* [Provided data]

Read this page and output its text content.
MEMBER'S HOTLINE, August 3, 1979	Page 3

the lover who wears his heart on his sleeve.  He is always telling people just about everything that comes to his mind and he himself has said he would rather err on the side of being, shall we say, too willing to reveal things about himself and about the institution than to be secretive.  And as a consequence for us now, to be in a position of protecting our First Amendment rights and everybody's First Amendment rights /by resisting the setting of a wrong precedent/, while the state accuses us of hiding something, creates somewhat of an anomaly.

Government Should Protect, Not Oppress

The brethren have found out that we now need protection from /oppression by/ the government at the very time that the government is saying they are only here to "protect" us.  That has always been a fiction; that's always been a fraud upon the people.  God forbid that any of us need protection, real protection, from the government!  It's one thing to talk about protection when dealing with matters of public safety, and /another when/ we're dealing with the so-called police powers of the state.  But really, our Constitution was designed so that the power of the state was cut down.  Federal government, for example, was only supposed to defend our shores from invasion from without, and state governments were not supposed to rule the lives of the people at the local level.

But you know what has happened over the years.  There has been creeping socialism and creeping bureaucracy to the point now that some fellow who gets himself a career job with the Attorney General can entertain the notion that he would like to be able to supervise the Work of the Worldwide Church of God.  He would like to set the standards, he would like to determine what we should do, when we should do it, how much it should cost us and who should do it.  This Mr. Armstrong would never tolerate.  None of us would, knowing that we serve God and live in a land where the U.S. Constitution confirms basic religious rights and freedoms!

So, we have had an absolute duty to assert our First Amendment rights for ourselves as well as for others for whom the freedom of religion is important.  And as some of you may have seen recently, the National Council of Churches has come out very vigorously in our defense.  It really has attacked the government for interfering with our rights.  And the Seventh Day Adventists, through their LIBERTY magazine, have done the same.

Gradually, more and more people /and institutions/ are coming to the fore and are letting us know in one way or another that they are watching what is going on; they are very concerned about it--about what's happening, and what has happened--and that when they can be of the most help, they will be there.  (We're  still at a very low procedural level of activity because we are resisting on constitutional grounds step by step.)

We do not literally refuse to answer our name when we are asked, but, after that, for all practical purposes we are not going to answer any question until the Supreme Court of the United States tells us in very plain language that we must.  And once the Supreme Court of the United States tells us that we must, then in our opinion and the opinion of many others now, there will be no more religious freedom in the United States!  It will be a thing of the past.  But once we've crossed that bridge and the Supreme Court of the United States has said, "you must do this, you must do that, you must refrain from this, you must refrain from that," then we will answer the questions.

* [What you will do] Repeat the preceding lines exactly, please, every one of them.

* [Correct result]
Read this page and output its text content.
MEMBER'S HOTLINE, August 3, 1979	Page 3

the lover who wears his heart on his sleeve.  He is always telling people just about everything that comes to his mind and he himself has said he would rather err on the side of being, shall we say, too willing to reveal things about himself and about the institution than to be secretive.  And as a consequence for us now, to be in a position of protecting our First Amendment rights and everybody's First Amendment rights /by resisting the setting of a wrong precedent/, while the state accuses us of hiding something, creates somewhat of an anomaly.

Government Should Protect, Not Oppress

The brethren have found out that we now need protection from /oppression by/ the government at the very time that the government is saying they are only here to "protect" us.  That has always been a fiction; that's always been a fraud upon the people.  God forbid that any of us need protection, real protection, from the government!  It's one thing to talk about protection when dealing with matters of public safety, and /another when/ we're dealing with the so-called police powers of the state.  But really, our Constitution was designed so that the power of the state was cut down.  Federal government, for example, was only supposed to defend our shores from invasion from without, and state governments were not supposed to rule the lives of the people at the local level.

But you know what has happened over the years.  There has been creeping socialism and creeping bureaucracy to the point now that some fellow who gets himself a career job with the Attorney General can entertain the notion that he would like to be able to supervise the Work of the Worldwide Church of God.  He would like to set the standards, he would like to determine what we should do, when we should do it, how much it should cost us and who should do it.  This Mr. Armstrong would never tolerate.  None of us would, knowing that we serve God and live in a land where the U.S. Constitution confirms basic religious rights and freedoms!

So, we have had an absolute duty to assert our First Amendment rights for ourselves as well as for others for whom the freedom of religion is important.  And as some of you may have seen recently, the National Council of Churches has come out very vigorously in our defense.  It really has attacked the government for interfering with our rights.  And the Seventh Day Adventists, through their LIBERTY magazine, have done the same.

Gradually, more and more people /and institutions/ are coming to the fore and are letting us know in one way or another that they are watching what is going on; they are very concerned about it--about what's happening, and what has happened--and that when they can be of the most help, they will be there.  (We're  still at a very low procedural level of activity because we are resisting on constitutional grounds step by step.)

We do not literally refuse to answer our name when we are asked, but, after that, for all practical purposes we are not going to answer any question until the Supreme Court of the United States tells us in very plain language that we must.  And once the Supreme Court of the United States tells us that we must, then in our opinion and the opinion of many others now, there will be no more religious freedom in the United States!  It will be a thing of the past.  But once we've crossed that bridge and the Supreme Court of the United States has said, "you must do this, you must do that, you must refrain from this, you must refrain from that," then we will answer the questions.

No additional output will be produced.